___ THE INPUT ___

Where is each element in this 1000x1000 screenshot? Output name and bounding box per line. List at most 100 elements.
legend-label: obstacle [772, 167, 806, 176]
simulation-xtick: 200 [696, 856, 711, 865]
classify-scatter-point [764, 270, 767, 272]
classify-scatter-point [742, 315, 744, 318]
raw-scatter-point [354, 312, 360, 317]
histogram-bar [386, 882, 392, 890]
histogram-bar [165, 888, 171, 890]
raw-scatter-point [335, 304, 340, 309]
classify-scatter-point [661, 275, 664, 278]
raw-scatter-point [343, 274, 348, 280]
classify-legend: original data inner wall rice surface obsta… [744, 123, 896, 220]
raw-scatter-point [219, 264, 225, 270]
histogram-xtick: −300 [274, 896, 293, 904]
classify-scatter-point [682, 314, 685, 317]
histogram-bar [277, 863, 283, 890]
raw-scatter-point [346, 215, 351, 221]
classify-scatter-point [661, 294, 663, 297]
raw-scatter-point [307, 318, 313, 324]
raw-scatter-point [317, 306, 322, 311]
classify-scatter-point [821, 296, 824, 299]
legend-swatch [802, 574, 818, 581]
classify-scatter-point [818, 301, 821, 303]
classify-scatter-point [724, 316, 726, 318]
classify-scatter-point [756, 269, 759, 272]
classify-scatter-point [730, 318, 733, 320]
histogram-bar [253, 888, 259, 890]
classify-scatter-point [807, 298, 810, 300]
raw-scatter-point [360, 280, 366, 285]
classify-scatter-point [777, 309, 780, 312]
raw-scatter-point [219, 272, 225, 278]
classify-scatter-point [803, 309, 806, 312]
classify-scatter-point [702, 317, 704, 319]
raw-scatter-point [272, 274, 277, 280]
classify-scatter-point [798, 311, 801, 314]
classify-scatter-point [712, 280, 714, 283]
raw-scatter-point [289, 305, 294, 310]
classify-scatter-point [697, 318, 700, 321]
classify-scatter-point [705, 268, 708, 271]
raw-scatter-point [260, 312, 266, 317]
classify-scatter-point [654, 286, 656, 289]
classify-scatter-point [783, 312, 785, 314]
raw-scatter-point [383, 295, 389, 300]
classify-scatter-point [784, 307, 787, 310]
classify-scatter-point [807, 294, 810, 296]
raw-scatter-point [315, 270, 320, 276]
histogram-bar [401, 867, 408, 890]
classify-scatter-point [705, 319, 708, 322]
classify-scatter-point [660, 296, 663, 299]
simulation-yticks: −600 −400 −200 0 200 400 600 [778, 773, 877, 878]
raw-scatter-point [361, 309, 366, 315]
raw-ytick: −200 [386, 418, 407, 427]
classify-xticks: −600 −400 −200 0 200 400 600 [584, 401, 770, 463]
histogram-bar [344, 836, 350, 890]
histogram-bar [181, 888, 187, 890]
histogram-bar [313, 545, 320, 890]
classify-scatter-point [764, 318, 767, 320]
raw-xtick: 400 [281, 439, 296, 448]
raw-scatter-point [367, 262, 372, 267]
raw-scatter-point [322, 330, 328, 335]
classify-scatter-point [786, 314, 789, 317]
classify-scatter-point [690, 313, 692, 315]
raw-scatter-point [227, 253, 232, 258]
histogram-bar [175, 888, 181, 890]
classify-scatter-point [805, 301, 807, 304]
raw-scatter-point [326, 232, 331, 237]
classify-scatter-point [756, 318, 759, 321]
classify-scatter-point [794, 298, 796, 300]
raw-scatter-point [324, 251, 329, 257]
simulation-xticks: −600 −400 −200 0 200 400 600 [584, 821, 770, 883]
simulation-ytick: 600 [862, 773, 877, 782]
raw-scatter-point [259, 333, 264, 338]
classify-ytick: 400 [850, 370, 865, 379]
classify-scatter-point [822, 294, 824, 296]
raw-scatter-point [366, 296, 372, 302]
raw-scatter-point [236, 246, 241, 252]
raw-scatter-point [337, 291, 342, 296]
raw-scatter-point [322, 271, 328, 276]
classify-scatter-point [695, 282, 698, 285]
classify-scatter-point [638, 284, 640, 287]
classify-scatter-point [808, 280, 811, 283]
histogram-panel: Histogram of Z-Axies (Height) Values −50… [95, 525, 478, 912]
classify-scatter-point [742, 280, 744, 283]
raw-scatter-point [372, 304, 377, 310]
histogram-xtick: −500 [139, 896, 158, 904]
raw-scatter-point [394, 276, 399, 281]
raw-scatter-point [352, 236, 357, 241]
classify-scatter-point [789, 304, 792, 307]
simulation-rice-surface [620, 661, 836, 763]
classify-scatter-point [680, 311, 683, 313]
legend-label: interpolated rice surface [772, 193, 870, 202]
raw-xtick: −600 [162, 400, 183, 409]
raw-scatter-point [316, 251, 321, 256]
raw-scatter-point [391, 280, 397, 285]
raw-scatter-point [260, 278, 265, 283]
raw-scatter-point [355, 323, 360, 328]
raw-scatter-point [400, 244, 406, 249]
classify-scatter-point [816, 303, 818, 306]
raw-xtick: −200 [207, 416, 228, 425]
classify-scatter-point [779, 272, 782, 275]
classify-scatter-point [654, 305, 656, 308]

___

• WHAT IS EXPECTED: Please gather every line above that holds the string "surface", copying each one in full. Case counts.

• SOLVED PROBLEM:
classify-legend: original data inner wall rice surface obsta… [744, 123, 896, 220]
simulation-rice-surface [620, 661, 836, 763]
legend-label: interpolated rice surface [772, 193, 870, 202]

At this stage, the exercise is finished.